- _WHAT THE TASK ASKS_
Wherever the word "name" turns up in a line of the entries, copy that line.

# RAW RECORDS start

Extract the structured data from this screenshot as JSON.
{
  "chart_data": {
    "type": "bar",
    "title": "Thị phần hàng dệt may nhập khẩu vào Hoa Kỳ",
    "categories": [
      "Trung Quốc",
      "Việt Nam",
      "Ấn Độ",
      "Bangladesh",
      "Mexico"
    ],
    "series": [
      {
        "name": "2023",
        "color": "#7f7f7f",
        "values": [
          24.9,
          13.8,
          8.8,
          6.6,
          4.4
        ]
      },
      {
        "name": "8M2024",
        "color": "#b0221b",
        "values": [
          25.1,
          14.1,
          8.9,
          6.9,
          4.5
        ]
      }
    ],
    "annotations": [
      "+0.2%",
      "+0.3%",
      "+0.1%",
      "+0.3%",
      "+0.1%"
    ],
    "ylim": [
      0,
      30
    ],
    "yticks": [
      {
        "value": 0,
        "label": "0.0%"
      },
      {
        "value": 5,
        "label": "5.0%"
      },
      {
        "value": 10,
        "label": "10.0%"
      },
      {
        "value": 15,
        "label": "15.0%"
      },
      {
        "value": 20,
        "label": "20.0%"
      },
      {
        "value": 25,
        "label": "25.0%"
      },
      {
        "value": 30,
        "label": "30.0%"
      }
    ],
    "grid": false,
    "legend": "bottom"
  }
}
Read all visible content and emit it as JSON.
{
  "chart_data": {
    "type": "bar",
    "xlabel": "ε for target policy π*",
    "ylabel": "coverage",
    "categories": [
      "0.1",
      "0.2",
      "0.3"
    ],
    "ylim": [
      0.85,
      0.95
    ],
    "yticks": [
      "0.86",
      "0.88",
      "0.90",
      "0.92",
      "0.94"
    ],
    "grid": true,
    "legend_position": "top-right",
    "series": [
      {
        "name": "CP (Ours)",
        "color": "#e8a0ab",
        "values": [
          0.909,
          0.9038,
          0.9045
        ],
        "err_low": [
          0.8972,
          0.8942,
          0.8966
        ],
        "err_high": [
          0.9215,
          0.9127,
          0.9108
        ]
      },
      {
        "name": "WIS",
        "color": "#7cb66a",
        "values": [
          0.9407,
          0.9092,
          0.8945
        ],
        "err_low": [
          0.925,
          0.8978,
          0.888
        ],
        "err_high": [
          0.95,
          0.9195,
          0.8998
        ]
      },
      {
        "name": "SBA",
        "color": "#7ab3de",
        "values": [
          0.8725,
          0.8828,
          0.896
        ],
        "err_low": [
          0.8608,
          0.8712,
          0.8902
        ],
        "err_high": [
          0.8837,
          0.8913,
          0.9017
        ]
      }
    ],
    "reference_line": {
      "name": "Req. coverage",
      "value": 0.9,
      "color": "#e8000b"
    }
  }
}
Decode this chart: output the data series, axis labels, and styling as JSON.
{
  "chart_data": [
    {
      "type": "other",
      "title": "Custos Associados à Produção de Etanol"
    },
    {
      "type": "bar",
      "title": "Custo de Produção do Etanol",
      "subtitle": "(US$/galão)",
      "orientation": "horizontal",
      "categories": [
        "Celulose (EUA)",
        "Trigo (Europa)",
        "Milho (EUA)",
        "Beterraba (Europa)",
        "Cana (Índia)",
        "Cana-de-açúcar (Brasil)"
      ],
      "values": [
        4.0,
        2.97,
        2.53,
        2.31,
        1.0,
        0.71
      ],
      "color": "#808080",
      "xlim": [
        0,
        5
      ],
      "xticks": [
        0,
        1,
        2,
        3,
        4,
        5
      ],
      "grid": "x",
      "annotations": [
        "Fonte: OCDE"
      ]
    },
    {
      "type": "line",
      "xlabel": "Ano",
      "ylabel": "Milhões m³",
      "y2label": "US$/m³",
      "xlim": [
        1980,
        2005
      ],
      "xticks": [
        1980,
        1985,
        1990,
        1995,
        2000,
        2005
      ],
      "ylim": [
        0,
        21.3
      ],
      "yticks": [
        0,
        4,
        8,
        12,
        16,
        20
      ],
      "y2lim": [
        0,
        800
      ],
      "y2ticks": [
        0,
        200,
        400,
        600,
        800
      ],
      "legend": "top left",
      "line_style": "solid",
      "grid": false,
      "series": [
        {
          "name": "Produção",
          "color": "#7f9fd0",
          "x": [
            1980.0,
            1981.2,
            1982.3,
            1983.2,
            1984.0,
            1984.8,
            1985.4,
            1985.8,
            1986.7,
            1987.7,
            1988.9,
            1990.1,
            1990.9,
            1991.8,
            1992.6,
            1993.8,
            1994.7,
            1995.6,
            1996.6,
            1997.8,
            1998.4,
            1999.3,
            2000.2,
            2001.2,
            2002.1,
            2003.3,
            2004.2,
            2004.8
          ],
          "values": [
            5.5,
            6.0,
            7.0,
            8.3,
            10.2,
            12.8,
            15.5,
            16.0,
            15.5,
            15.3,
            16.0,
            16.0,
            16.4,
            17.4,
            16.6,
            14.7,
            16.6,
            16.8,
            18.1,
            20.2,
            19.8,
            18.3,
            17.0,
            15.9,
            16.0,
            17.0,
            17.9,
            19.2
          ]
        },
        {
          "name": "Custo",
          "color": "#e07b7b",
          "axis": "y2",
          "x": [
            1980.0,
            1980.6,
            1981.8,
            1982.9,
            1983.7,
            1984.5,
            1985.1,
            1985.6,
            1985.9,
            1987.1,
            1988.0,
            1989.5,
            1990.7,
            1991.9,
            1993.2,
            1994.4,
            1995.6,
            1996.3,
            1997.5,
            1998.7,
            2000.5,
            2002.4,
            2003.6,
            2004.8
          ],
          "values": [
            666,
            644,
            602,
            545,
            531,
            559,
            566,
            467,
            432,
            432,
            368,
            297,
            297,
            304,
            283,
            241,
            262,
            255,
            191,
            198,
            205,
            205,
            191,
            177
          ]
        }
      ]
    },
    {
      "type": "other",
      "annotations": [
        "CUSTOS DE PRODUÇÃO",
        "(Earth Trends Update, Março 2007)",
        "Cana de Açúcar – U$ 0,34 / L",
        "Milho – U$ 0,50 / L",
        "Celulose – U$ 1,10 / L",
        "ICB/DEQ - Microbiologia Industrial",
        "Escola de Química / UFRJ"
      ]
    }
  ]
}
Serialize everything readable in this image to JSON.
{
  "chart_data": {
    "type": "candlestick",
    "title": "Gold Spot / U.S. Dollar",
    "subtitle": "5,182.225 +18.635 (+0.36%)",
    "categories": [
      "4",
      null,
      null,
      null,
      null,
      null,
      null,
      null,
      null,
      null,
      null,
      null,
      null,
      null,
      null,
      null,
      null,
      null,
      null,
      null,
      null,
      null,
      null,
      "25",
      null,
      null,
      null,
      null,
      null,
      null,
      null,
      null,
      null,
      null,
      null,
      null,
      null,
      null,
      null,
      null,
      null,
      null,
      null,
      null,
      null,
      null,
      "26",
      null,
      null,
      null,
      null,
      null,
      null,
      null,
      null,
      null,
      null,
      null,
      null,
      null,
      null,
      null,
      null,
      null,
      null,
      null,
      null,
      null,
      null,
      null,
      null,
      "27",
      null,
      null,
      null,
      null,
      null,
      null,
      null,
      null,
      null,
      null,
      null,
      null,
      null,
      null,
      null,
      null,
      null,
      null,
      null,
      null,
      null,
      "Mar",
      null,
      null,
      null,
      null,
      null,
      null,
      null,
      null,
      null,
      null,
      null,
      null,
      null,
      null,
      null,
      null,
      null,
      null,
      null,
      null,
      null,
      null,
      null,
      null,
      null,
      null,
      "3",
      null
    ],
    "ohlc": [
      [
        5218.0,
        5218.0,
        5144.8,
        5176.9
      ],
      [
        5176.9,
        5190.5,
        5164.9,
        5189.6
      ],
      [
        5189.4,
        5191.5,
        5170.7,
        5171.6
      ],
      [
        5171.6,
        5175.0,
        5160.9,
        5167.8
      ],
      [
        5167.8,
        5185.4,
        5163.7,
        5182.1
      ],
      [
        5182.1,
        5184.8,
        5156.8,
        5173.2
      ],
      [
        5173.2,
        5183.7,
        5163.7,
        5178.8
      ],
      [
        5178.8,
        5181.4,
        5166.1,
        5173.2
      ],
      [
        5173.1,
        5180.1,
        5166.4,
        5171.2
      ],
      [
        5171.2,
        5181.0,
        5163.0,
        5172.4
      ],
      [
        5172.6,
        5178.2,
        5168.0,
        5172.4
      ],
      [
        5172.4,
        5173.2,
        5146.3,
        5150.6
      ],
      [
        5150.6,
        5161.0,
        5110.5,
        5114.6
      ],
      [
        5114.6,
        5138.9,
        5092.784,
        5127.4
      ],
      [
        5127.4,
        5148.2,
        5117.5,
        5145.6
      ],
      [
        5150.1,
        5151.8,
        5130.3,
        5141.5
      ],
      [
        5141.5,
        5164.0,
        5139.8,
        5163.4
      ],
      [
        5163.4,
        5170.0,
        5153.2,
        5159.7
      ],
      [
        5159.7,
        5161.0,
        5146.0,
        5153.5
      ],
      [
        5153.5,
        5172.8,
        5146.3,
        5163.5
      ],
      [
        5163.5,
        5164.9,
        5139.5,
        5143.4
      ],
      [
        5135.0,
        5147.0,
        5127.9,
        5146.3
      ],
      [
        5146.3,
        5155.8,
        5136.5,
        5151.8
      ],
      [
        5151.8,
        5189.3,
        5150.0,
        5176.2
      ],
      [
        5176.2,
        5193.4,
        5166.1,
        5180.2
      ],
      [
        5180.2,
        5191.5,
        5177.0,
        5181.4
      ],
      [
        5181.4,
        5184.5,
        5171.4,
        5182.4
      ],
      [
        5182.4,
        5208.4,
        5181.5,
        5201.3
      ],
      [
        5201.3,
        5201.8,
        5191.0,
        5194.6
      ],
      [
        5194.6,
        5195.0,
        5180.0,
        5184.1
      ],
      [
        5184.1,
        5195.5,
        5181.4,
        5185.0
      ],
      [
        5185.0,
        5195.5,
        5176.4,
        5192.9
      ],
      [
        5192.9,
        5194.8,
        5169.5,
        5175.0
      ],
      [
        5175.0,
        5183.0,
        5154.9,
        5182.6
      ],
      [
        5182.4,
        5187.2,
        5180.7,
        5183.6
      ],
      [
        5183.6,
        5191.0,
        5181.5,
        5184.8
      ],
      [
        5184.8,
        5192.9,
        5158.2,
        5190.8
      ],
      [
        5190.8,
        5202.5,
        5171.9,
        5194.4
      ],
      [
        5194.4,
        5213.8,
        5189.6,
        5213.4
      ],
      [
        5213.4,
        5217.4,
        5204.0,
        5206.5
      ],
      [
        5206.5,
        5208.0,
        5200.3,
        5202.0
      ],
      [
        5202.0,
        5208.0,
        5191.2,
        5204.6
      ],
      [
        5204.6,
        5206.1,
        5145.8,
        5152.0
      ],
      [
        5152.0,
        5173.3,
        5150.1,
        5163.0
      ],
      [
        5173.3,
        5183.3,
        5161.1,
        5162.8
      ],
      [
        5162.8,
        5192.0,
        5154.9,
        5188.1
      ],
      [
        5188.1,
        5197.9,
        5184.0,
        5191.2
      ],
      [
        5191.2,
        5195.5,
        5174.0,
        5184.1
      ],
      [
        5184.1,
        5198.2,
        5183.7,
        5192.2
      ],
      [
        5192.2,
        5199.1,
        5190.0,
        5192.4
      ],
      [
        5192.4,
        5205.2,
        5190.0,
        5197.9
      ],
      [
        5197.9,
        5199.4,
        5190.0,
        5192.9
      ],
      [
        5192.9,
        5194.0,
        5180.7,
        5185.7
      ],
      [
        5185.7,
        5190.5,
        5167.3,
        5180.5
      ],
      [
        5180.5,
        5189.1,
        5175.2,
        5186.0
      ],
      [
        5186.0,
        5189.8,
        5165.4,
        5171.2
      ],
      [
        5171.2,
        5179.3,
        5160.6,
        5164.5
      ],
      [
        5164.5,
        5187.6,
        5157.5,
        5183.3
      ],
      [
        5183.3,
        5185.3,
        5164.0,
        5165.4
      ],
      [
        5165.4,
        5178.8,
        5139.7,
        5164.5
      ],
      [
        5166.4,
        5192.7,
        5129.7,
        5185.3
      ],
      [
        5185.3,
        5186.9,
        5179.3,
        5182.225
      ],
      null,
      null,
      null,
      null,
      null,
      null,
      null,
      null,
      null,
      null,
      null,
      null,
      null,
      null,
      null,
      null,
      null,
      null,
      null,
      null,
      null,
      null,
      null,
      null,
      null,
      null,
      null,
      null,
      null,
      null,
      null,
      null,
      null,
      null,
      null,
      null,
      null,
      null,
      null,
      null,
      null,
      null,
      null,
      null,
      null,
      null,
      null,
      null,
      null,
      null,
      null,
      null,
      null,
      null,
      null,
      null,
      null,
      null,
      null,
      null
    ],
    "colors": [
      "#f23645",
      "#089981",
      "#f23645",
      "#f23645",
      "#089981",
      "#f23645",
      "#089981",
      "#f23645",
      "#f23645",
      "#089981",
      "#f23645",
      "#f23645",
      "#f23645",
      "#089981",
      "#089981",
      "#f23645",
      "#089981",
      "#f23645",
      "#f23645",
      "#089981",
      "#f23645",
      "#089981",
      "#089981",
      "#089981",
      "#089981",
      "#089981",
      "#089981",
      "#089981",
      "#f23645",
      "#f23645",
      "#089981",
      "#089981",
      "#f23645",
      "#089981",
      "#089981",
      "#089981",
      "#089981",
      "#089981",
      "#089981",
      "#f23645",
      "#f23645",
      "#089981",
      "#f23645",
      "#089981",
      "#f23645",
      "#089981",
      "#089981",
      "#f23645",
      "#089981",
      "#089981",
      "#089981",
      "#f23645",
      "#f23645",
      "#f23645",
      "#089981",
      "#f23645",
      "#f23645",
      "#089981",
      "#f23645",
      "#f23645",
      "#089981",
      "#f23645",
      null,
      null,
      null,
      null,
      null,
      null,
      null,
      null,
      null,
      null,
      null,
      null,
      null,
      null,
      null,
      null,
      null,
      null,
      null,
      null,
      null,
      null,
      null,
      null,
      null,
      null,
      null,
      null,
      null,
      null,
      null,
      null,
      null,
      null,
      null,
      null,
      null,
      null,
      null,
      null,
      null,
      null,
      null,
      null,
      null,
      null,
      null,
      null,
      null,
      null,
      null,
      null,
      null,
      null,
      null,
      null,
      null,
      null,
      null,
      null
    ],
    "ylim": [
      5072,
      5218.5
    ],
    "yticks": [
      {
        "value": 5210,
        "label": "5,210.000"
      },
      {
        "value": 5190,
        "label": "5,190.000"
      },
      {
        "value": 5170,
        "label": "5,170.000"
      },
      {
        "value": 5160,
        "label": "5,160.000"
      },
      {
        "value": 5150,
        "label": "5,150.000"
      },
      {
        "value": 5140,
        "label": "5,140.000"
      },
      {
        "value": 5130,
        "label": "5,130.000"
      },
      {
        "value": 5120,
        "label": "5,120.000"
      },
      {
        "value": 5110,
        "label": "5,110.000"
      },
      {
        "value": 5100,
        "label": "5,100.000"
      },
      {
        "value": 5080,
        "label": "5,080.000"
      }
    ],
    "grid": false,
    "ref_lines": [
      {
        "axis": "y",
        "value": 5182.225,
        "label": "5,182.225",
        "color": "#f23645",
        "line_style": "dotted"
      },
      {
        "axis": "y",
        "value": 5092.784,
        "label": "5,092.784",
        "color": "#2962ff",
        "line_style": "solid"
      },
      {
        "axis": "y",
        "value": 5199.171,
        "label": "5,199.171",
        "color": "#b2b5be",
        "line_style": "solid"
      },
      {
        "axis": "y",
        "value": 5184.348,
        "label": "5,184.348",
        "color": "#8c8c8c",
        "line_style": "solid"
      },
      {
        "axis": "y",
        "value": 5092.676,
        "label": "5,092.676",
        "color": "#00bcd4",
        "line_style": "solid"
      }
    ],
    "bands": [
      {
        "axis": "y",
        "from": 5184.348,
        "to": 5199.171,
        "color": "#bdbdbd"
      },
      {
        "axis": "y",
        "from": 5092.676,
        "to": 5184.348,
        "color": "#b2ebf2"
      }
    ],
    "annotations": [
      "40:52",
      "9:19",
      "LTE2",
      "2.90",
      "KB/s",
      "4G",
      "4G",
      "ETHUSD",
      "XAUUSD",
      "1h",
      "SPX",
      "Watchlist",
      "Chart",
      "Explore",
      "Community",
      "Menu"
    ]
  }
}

# RAW RECORDS end

- _EXERCISE OUTPUT_
        "name": "2023",
        "name": "8M2024",
        "name": "CP (Ours)",
        "name": "WIS",
        "name": "SBA",
      "name": "Req. coverage",
          "name": "Produção",
          "name": "Custo",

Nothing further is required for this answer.